>>
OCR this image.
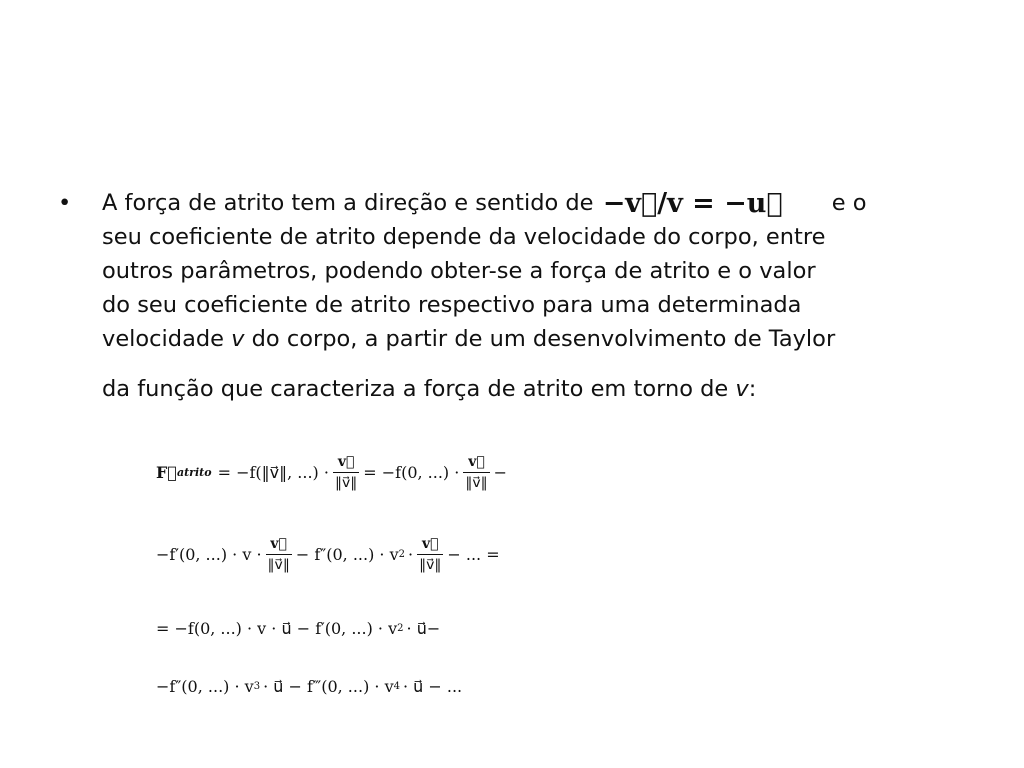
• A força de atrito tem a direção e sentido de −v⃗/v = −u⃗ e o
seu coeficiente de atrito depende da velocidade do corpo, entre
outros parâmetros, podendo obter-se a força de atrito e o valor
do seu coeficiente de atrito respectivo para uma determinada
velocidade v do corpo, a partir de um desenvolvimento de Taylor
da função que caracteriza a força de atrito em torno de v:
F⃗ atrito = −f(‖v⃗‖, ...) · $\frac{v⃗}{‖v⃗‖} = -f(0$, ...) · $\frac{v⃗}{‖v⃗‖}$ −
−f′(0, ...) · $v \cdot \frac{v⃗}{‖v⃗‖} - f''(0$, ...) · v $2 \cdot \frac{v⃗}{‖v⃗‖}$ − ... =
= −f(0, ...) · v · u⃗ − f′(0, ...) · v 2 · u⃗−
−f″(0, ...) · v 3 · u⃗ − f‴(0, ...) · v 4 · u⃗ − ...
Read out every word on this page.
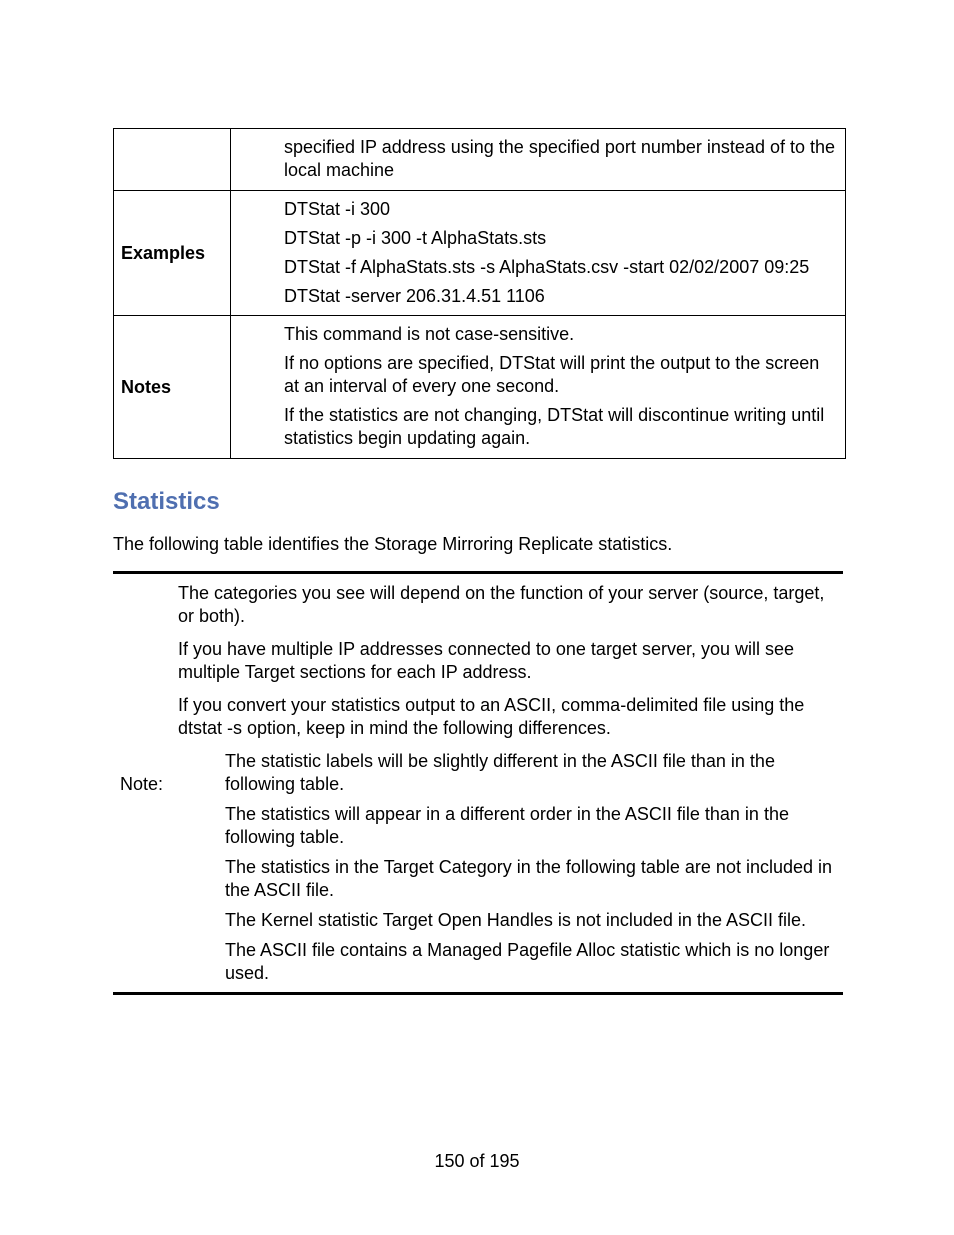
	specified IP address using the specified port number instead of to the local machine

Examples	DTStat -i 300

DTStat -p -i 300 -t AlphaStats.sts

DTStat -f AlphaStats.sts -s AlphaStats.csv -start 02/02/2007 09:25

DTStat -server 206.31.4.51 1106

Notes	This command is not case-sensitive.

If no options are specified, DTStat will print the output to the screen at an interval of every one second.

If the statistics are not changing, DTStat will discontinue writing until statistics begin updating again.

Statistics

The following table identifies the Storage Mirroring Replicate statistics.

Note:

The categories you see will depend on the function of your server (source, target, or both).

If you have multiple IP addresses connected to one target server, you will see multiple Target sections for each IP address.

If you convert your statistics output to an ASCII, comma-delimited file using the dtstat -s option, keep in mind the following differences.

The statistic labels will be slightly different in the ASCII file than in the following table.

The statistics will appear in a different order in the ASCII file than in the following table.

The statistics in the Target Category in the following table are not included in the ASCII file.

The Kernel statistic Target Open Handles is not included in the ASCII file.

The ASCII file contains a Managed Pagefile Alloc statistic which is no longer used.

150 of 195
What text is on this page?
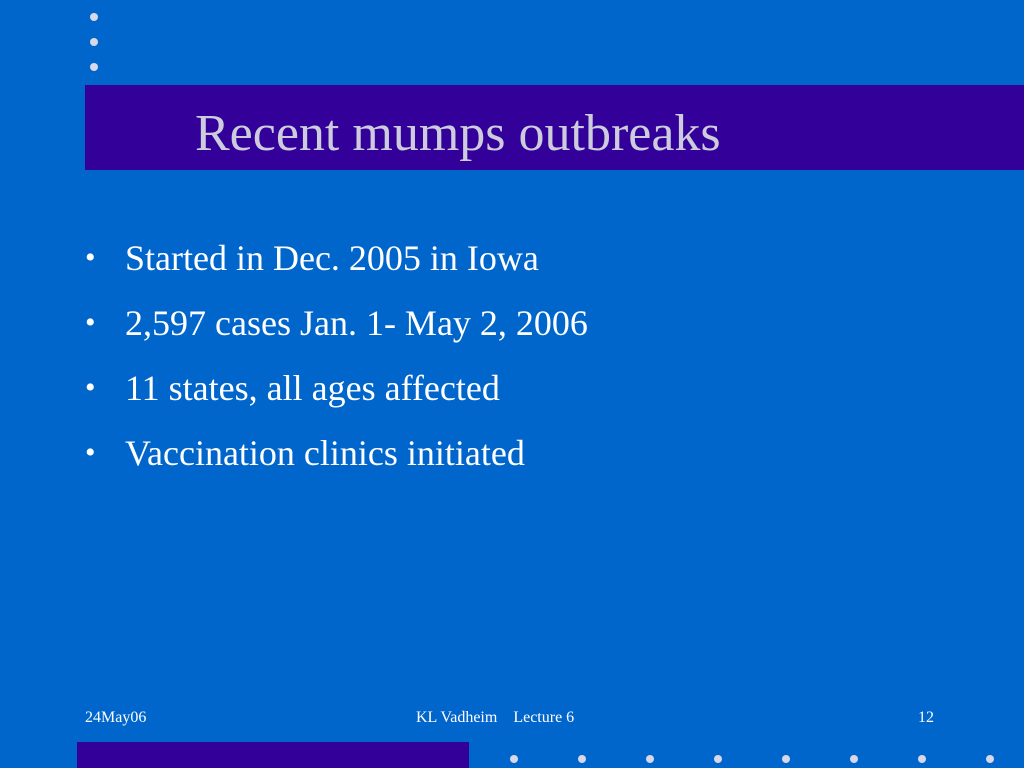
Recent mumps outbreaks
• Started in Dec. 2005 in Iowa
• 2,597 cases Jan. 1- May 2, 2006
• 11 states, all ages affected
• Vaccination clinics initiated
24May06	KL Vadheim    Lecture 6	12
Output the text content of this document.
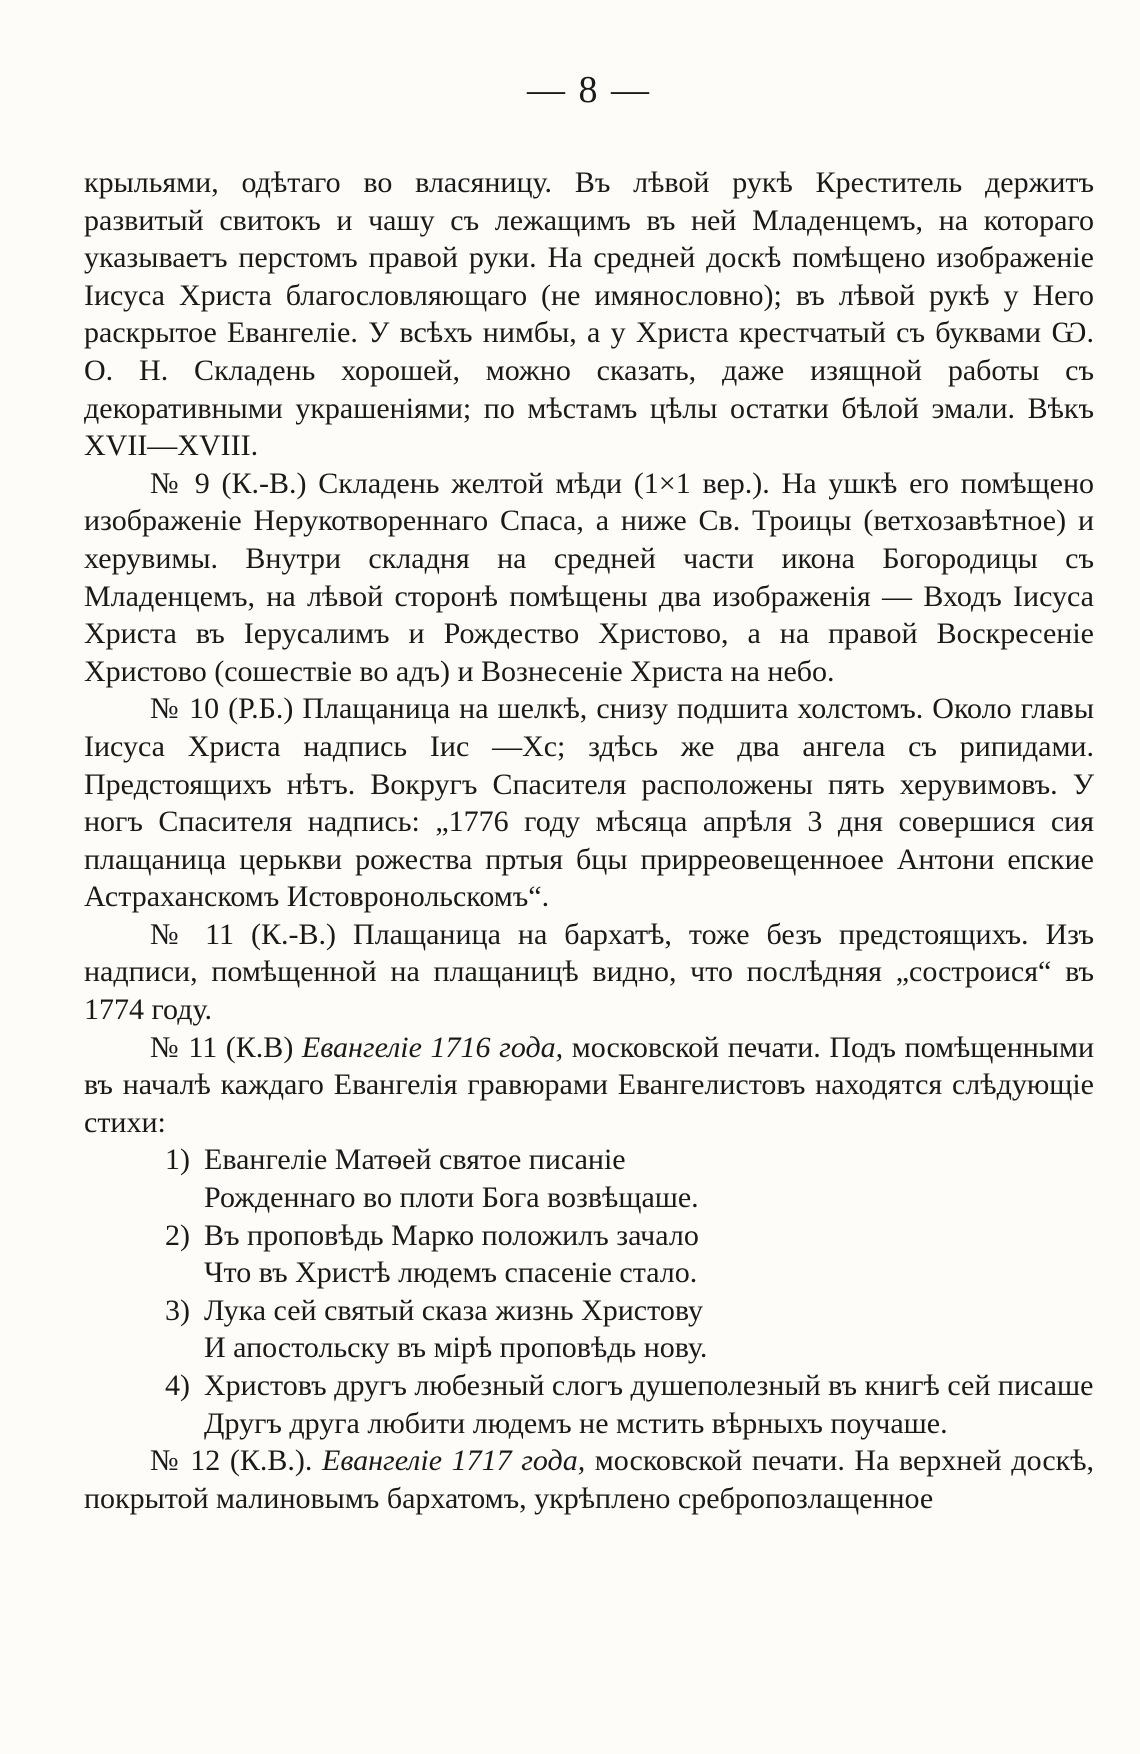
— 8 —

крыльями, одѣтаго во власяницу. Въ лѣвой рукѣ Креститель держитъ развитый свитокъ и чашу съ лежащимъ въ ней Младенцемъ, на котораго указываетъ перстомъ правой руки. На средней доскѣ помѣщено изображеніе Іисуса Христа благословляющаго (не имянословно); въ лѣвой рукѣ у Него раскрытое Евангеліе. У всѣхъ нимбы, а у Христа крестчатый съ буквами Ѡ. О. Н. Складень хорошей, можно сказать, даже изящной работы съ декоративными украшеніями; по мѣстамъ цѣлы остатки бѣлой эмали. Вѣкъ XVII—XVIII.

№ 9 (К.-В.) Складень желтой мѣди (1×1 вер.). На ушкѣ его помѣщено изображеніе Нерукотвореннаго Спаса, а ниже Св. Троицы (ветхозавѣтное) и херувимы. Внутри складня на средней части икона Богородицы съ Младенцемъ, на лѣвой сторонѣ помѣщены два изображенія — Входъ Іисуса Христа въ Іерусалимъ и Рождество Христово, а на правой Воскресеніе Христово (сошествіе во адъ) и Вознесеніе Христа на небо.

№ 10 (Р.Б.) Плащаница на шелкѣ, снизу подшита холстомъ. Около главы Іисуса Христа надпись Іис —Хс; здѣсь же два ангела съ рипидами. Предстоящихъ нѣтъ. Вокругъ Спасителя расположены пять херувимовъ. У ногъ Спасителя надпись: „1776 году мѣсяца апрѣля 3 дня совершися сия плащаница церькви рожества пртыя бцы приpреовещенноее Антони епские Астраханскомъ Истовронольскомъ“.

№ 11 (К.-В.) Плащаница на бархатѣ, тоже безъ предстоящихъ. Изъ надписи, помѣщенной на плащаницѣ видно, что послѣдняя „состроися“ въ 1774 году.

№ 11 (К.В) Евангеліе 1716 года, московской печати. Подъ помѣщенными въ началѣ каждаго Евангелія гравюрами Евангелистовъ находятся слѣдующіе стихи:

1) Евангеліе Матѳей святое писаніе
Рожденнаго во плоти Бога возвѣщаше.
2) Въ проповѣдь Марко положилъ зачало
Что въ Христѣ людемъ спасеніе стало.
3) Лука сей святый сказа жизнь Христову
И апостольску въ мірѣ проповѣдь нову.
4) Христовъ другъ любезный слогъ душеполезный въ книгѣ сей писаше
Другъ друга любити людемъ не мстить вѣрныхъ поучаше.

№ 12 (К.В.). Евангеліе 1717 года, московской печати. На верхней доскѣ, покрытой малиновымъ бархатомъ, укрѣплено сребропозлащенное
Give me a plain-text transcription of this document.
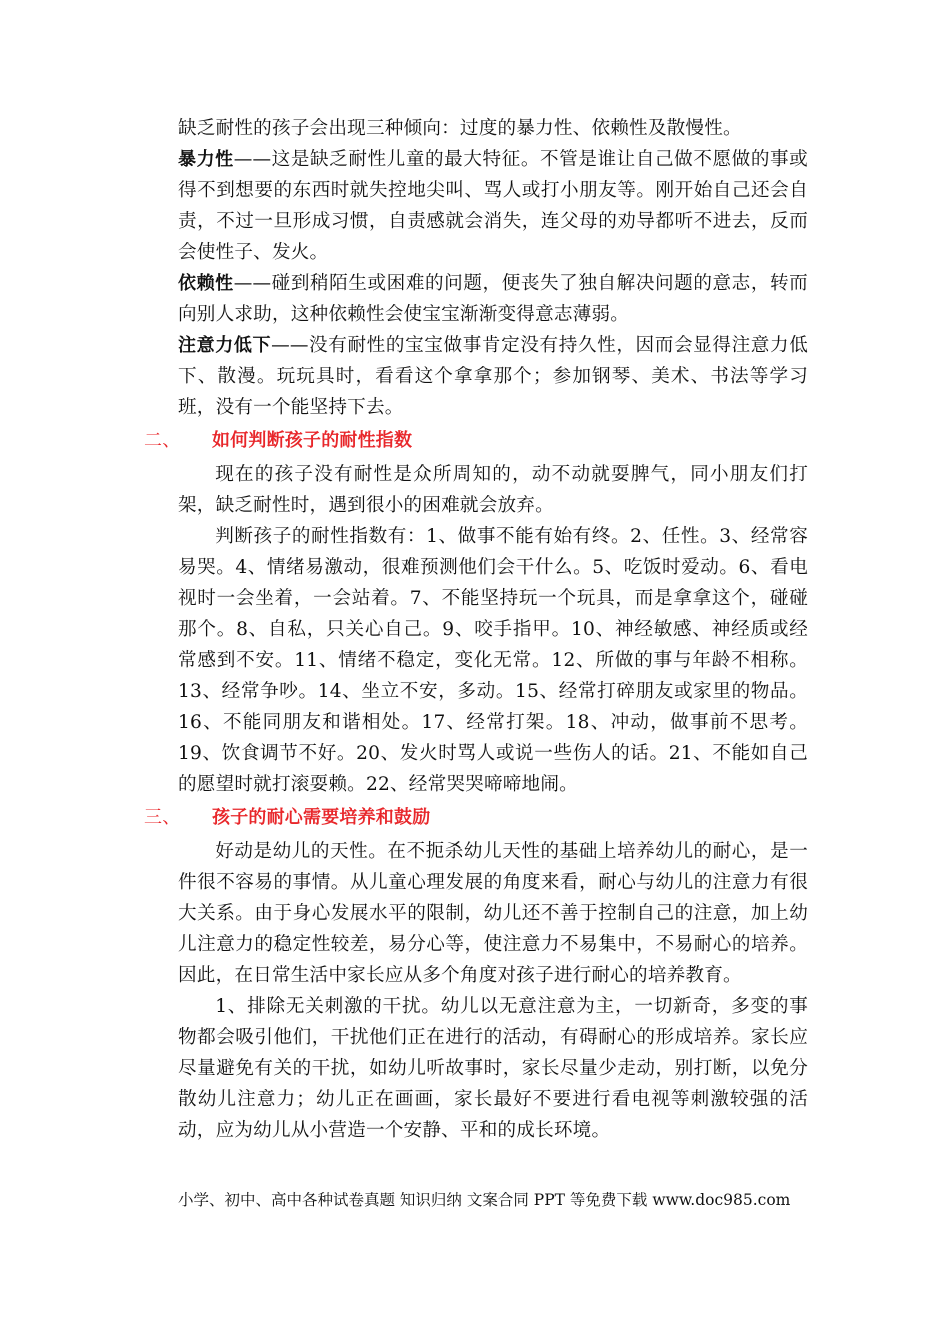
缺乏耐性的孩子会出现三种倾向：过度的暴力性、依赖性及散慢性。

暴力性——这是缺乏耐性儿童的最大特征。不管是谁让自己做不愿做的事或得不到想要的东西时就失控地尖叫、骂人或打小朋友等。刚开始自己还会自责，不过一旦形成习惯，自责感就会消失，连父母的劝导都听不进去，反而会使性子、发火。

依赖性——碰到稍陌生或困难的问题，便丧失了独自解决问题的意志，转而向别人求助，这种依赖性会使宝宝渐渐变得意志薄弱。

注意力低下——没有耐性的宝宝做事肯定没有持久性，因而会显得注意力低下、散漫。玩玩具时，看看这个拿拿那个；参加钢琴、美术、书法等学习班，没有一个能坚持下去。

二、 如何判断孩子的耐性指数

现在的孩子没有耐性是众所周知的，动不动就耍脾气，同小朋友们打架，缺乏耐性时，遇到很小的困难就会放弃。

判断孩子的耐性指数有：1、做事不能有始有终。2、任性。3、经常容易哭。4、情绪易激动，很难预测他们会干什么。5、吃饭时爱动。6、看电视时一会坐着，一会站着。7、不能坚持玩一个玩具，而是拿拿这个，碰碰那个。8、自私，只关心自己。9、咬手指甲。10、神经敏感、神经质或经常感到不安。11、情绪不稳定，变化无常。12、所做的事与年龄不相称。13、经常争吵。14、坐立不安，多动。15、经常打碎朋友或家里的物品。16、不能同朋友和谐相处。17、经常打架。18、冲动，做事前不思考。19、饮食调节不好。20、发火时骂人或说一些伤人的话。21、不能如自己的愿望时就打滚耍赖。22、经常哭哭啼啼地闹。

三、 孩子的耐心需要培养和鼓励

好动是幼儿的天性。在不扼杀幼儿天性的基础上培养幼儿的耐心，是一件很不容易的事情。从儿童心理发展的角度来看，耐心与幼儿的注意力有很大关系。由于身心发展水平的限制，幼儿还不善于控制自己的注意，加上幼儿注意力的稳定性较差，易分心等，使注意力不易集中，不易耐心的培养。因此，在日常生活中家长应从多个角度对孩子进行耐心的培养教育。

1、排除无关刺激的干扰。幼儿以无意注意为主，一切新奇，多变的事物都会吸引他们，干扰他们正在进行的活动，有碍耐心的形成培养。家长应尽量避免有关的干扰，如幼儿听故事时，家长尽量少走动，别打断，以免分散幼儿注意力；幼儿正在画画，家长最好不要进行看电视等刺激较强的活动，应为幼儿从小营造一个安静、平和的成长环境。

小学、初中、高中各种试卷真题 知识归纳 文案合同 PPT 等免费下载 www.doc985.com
<<
Take the line that contains "Give me a plain-text" and every line after it to the end of the records above; quote them exactly, leaving out the pictures.

- Answer to this task -
Give me a plain-text transcription of this document.
缺乏耐性的孩子会出现三种倾向：过度的暴力性、依赖性及散慢性。

暴力性——这是缺乏耐性儿童的最大特征。不管是谁让自己做不愿做的事或得不到想要的东西时就失控地尖叫、骂人或打小朋友等。刚开始自己还会自责，不过一旦形成习惯，自责感就会消失，连父母的劝导都听不进去，反而会使性子、发火。

依赖性——碰到稍陌生或困难的问题，便丧失了独自解决问题的意志，转而向别人求助，这种依赖性会使宝宝渐渐变得意志薄弱。

注意力低下——没有耐性的宝宝做事肯定没有持久性，因而会显得注意力低下、散漫。玩玩具时，看看这个拿拿那个；参加钢琴、美术、书法等学习班，没有一个能坚持下去。

二、 如何判断孩子的耐性指数

现在的孩子没有耐性是众所周知的，动不动就耍脾气，同小朋友们打架，缺乏耐性时，遇到很小的困难就会放弃。

判断孩子的耐性指数有：1、做事不能有始有终。2、任性。3、经常容易哭。4、情绪易激动，很难预测他们会干什么。5、吃饭时爱动。6、看电视时一会坐着，一会站着。7、不能坚持玩一个玩具，而是拿拿这个，碰碰那个。8、自私，只关心自己。9、咬手指甲。10、神经敏感、神经质或经常感到不安。11、情绪不稳定，变化无常。12、所做的事与年龄不相称。13、经常争吵。14、坐立不安，多动。15、经常打碎朋友或家里的物品。16、不能同朋友和谐相处。17、经常打架。18、冲动，做事前不思考。19、饮食调节不好。20、发火时骂人或说一些伤人的话。21、不能如自己的愿望时就打滚耍赖。22、经常哭哭啼啼地闹。

三、 孩子的耐心需要培养和鼓励

好动是幼儿的天性。在不扼杀幼儿天性的基础上培养幼儿的耐心，是一件很不容易的事情。从儿童心理发展的角度来看，耐心与幼儿的注意力有很大关系。由于身心发展水平的限制，幼儿还不善于控制自己的注意，加上幼儿注意力的稳定性较差，易分心等，使注意力不易集中，不易耐心的培养。因此，在日常生活中家长应从多个角度对孩子进行耐心的培养教育。

1、排除无关刺激的干扰。幼儿以无意注意为主，一切新奇，多变的事物都会吸引他们，干扰他们正在进行的活动，有碍耐心的形成培养。家长应尽量避免有关的干扰，如幼儿听故事时，家长尽量少走动，别打断，以免分散幼儿注意力；幼儿正在画画，家长最好不要进行看电视等刺激较强的活动，应为幼儿从小营造一个安静、平和的成长环境。

小学、初中、高中各种试卷真题 知识归纳 文案合同 PPT 等免费下载 www.doc985.com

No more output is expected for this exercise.